-- Required task --
What follows is a listing; give it again exactly, in its entirety.

-- Data in this exercise --
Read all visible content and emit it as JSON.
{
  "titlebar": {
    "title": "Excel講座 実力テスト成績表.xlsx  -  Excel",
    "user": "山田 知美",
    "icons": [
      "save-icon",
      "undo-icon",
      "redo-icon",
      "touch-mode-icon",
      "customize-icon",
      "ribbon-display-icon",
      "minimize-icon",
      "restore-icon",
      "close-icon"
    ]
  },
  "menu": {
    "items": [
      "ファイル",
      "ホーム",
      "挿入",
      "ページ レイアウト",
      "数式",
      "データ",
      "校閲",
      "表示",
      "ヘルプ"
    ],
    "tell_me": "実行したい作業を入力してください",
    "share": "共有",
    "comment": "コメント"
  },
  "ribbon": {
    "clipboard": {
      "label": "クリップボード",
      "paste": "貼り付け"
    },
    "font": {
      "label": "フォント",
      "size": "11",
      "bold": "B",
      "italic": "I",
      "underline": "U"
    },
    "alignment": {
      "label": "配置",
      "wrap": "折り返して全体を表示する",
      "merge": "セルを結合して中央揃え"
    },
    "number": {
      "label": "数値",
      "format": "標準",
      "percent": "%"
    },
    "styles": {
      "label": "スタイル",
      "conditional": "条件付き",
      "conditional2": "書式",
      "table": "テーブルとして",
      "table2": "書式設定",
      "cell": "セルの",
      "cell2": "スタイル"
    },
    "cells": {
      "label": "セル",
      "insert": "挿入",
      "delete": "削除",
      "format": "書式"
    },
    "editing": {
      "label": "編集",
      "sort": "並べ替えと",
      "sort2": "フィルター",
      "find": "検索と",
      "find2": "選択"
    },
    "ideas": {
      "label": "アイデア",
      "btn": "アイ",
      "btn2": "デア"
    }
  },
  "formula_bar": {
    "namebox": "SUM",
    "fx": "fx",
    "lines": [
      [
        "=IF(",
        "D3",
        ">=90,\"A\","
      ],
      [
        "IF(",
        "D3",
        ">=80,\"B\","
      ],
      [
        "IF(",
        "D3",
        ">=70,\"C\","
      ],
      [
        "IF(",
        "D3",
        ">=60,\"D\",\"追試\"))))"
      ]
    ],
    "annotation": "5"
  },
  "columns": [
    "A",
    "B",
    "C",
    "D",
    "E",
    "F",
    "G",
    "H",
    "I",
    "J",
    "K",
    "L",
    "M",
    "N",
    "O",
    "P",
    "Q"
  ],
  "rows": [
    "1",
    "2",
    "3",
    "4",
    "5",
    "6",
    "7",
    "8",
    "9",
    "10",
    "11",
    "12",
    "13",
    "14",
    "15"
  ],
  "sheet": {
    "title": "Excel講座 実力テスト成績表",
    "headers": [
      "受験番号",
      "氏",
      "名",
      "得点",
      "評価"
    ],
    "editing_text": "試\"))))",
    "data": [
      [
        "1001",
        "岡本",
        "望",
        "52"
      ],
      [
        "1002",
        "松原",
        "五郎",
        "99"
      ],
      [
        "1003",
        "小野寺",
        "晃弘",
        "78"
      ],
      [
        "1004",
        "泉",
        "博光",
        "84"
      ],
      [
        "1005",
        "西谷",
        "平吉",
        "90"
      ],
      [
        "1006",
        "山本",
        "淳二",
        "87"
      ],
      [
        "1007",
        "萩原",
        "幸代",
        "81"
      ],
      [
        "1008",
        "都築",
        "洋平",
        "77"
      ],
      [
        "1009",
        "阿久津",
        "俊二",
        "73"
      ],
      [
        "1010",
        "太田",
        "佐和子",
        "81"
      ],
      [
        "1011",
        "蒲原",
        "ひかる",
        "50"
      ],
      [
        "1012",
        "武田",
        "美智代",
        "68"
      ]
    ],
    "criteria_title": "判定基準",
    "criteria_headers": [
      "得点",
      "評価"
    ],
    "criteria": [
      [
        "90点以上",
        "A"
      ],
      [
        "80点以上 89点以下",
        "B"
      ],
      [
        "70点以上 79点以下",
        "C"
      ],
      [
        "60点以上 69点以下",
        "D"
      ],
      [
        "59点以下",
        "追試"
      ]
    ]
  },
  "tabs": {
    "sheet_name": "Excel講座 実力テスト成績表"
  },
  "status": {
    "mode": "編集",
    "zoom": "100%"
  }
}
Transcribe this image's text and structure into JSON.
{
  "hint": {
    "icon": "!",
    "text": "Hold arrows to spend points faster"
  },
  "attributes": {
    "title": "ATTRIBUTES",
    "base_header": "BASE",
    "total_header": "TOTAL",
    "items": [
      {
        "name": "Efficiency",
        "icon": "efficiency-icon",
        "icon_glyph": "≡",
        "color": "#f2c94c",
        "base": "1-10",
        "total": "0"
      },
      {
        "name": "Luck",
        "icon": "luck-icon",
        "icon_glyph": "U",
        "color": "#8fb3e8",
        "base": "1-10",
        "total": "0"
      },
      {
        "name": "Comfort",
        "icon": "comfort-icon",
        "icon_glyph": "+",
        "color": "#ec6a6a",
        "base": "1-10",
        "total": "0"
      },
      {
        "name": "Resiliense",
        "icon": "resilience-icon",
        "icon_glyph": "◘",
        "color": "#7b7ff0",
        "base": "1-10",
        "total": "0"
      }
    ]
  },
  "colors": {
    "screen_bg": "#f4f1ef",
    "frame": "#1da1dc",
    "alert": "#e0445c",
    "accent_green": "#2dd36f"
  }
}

-- Response to this exercise --
Read all visible content and emit it as JSON.
{
  "titlebar": {
    "title": "Excel講座 実力テスト成績表.xlsx  -  Excel",
    "user": "山田 知美",
    "icons": [
      "save-icon",
      "undo-icon",
      "redo-icon",
      "touch-mode-icon",
      "customize-icon",
      "ribbon-display-icon",
      "minimize-icon",
      "restore-icon",
      "close-icon"
    ]
  },
  "menu": {
    "items": [
      "ファイル",
      "ホーム",
      "挿入",
      "ページ レイアウト",
      "数式",
      "データ",
      "校閲",
      "表示",
      "ヘルプ"
    ],
    "tell_me": "実行したい作業を入力してください",
    "share": "共有",
    "comment": "コメント"
  },
  "ribbon": {
    "clipboard": {
      "label": "クリップボード",
      "paste": "貼り付け"
    },
    "font": {
      "label": "フォント",
      "size": "11",
      "bold": "B",
      "italic": "I",
      "underline": "U"
    },
    "alignment": {
      "label": "配置",
      "wrap": "折り返して全体を表示する",
      "merge": "セルを結合して中央揃え"
    },
    "number": {
      "label": "数値",
      "format": "標準",
      "percent": "%"
    },
    "styles": {
      "label": "スタイル",
      "conditional": "条件付き",
      "conditional2": "書式",
      "table": "テーブルとして",
      "table2": "書式設定",
      "cell": "セルの",
      "cell2": "スタイル"
    },
    "cells": {
      "label": "セル",
      "insert": "挿入",
      "delete": "削除",
      "format": "書式"
    },
    "editing": {
      "label": "編集",
      "sort": "並べ替えと",
      "sort2": "フィルター",
      "find": "検索と",
      "find2": "選択"
    },
    "ideas": {
      "label": "アイデア",
      "btn": "アイ",
      "btn2": "デア"
    }
  },
  "formula_bar": {
    "namebox": "SUM",
    "fx": "fx",
    "lines": [
      [
        "=IF(",
        "D3",
        ">=90,\"A\","
      ],
      [
        "IF(",
        "D3",
        ">=80,\"B\","
      ],
      [
        "IF(",
        "D3",
        ">=70,\"C\","
      ],
      [
        "IF(",
        "D3",
        ">=60,\"D\",\"追試\"))))"
      ]
    ],
    "annotation": "5"
  },
  "columns": [
    "A",
    "B",
    "C",
    "D",
    "E",
    "F",
    "G",
    "H",
    "I",
    "J",
    "K",
    "L",
    "M",
    "N",
    "O",
    "P",
    "Q"
  ],
  "rows": [
    "1",
    "2",
    "3",
    "4",
    "5",
    "6",
    "7",
    "8",
    "9",
    "10",
    "11",
    "12",
    "13",
    "14",
    "15"
  ],
  "sheet": {
    "title": "Excel講座 実力テスト成績表",
    "headers": [
      "受験番号",
      "氏",
      "名",
      "得点",
      "評価"
    ],
    "editing_text": "試\"))))",
    "data": [
      [
        "1001",
        "岡本",
        "望",
        "52"
      ],
      [
        "1002",
        "松原",
        "五郎",
        "99"
      ],
      [
        "1003",
        "小野寺",
        "晃弘",
        "78"
      ],
      [
        "1004",
        "泉",
        "博光",
        "84"
      ],
      [
        "1005",
        "西谷",
        "平吉",
        "90"
      ],
      [
        "1006",
        "山本",
        "淳二",
        "87"
      ],
      [
        "1007",
        "萩原",
        "幸代",
        "81"
      ],
      [
        "1008",
        "都築",
        "洋平",
        "77"
      ],
      [
        "1009",
        "阿久津",
        "俊二",
        "73"
      ],
      [
        "1010",
        "太田",
        "佐和子",
        "81"
      ],
      [
        "1011",
        "蒲原",
        "ひかる",
        "50"
      ],
      [
        "1012",
        "武田",
        "美智代",
        "68"
      ]
    ],
    "criteria_title": "判定基準",
    "criteria_headers": [
      "得点",
      "評価"
    ],
    "criteria": [
      [
        "90点以上",
        "A"
      ],
      [
        "80点以上 89点以下",
        "B"
      ],
      [
        "70点以上 79点以下",
        "C"
      ],
      [
        "60点以上 69点以下",
        "D"
      ],
      [
        "59点以下",
        "追試"
      ]
    ]
  },
  "tabs": {
    "sheet_name": "Excel講座 実力テスト成績表"
  },
  "status": {
    "mode": "編集",
    "zoom": "100%"
  }
}
Transcribe this image's text and structure into JSON.
{
  "hint": {
    "icon": "!",
    "text": "Hold arrows to spend points faster"
  },
  "attributes": {
    "title": "ATTRIBUTES",
    "base_header": "BASE",
    "total_header": "TOTAL",
    "items": [
      {
        "name": "Efficiency",
        "icon": "efficiency-icon",
        "icon_glyph": "≡",
        "color": "#f2c94c",
        "base": "1-10",
        "total": "0"
      },
      {
        "name": "Luck",
        "icon": "luck-icon",
        "icon_glyph": "U",
        "color": "#8fb3e8",
        "base": "1-10",
        "total": "0"
      },
      {
        "name": "Comfort",
        "icon": "comfort-icon",
        "icon_glyph": "+",
        "color": "#ec6a6a",
        "base": "1-10",
        "total": "0"
      },
      {
        "name": "Resiliense",
        "icon": "resilience-icon",
        "icon_glyph": "◘",
        "color": "#7b7ff0",
        "base": "1-10",
        "total": "0"
      }
    ]
  },
  "colors": {
    "screen_bg": "#f4f1ef",
    "frame": "#1da1dc",
    "alert": "#e0445c",
    "accent_green": "#2dd36f"
  }
}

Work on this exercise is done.